Goal of the exercise: In the listing below, find every line containing "JSON" and copy it out.

Record extracts:
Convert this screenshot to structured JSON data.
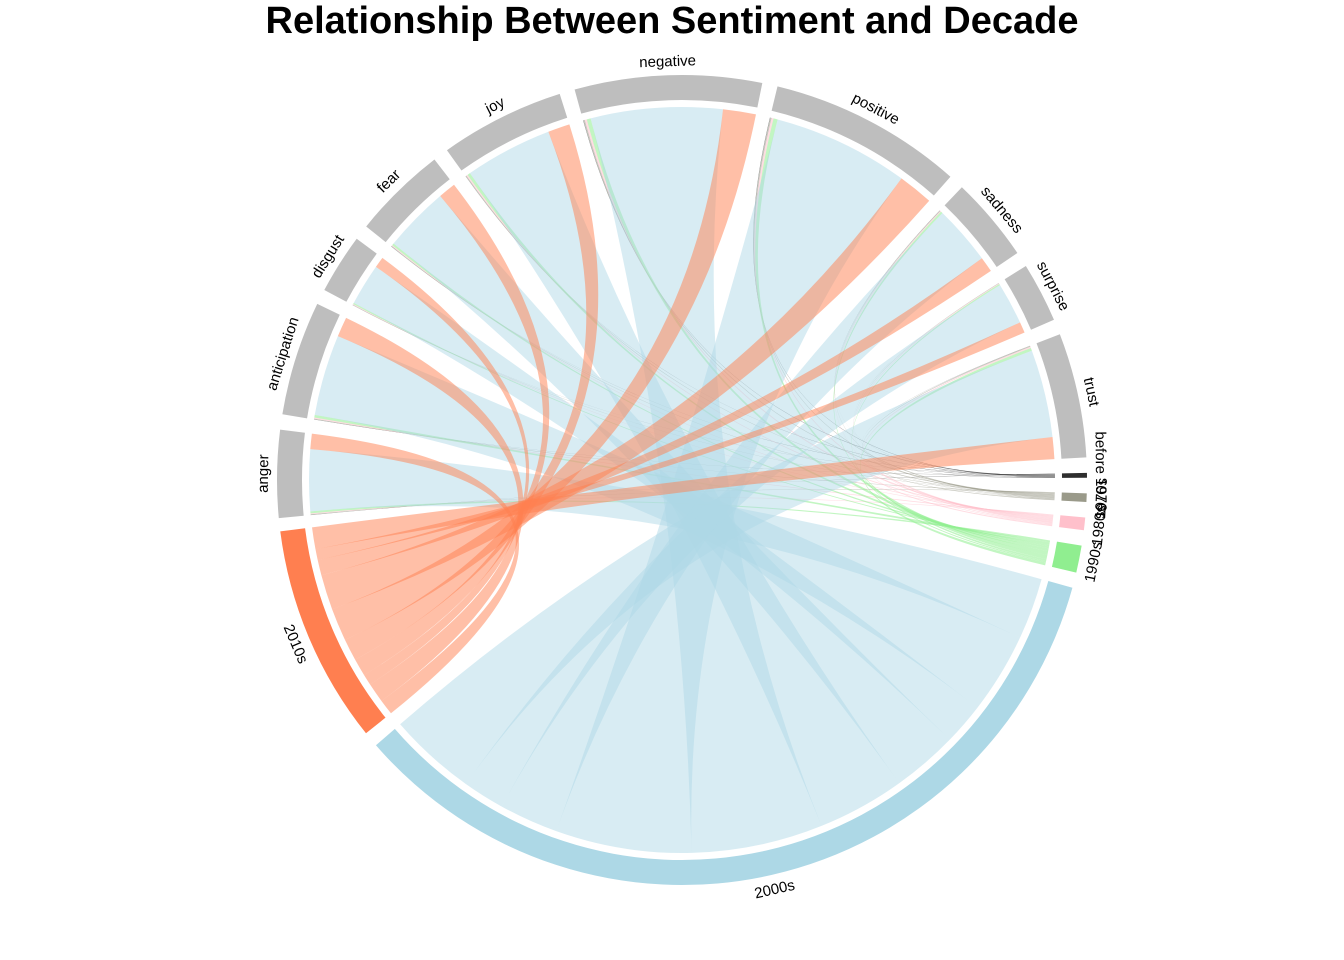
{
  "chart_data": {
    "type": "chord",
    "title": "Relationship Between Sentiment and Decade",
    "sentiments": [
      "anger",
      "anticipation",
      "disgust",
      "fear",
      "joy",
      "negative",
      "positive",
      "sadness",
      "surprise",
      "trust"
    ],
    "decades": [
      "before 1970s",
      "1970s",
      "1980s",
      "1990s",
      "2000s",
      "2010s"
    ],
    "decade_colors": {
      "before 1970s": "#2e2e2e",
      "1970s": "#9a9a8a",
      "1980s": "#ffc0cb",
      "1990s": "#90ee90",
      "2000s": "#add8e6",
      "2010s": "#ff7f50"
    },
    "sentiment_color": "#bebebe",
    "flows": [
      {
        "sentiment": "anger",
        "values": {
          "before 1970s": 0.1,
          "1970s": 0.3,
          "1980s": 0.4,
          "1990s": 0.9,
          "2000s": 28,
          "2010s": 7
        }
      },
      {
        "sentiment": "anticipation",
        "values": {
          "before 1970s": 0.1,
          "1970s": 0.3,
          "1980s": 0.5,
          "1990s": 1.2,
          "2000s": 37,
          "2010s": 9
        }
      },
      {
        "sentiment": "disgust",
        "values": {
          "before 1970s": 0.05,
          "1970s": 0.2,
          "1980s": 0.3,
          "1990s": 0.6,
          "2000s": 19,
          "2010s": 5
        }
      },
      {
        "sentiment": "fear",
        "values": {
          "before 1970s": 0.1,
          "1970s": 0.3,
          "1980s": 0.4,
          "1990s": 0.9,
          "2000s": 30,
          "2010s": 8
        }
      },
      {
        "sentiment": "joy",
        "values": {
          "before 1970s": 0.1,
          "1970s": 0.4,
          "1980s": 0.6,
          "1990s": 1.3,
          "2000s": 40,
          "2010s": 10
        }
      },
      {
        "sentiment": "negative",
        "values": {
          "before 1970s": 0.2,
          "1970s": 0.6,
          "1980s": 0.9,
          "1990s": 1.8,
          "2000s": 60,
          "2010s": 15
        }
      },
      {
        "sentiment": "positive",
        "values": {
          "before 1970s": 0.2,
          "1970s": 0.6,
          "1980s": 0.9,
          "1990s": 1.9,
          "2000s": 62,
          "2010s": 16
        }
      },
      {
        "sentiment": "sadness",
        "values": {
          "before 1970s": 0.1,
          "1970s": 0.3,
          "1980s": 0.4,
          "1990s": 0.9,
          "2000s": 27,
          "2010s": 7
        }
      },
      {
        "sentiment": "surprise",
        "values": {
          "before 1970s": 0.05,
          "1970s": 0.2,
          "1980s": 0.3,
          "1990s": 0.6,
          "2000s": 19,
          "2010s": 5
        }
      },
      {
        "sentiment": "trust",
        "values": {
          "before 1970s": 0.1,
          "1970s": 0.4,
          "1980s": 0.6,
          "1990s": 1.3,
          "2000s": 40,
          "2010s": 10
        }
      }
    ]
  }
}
==
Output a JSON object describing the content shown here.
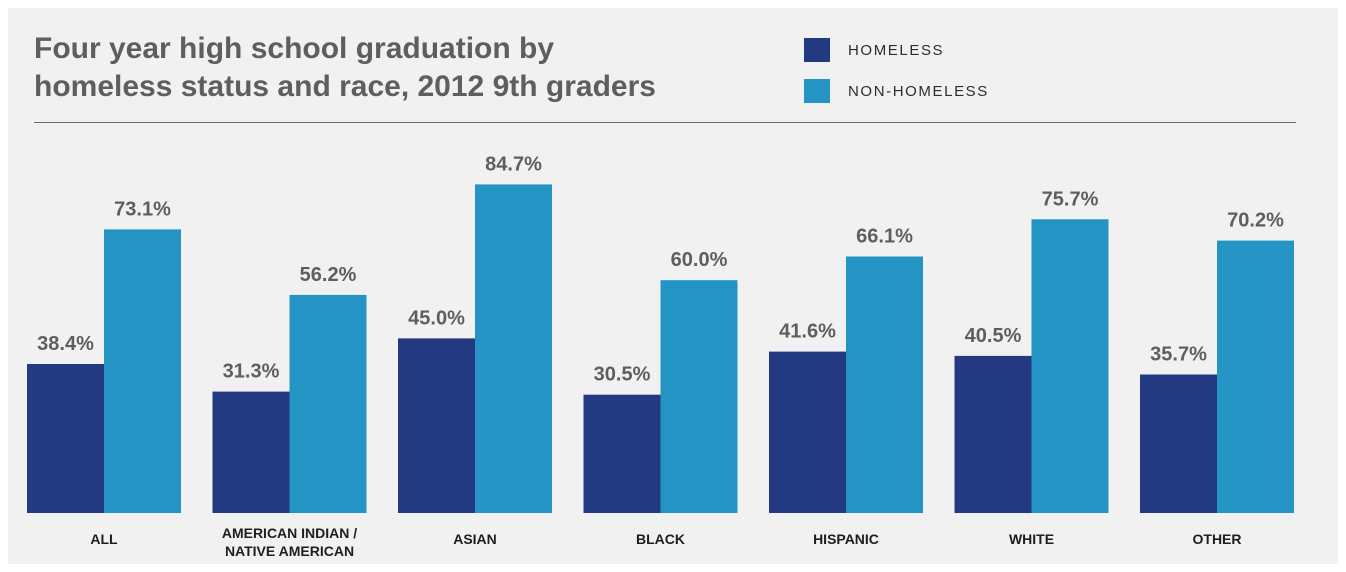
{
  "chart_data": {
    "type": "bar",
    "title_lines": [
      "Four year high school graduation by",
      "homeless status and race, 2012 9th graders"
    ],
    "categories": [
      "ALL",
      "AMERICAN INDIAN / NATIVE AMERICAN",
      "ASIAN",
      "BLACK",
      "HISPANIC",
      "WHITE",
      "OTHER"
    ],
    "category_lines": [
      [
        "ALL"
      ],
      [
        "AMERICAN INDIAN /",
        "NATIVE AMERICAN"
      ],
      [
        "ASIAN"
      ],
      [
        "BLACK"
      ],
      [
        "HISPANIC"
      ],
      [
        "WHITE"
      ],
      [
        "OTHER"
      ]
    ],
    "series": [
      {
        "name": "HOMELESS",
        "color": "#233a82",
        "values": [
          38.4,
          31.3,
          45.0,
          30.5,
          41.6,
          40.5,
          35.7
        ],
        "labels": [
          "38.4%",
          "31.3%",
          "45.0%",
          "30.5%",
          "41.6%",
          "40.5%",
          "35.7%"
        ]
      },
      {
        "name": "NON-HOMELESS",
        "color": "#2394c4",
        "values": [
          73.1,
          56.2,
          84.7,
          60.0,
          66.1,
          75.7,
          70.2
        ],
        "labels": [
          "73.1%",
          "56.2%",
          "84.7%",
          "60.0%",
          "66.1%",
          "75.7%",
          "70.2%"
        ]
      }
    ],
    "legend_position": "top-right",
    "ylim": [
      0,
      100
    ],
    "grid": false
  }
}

Task response:
Convert this screenshot to structured JSON data.
Output a JSON object describing the content shown here.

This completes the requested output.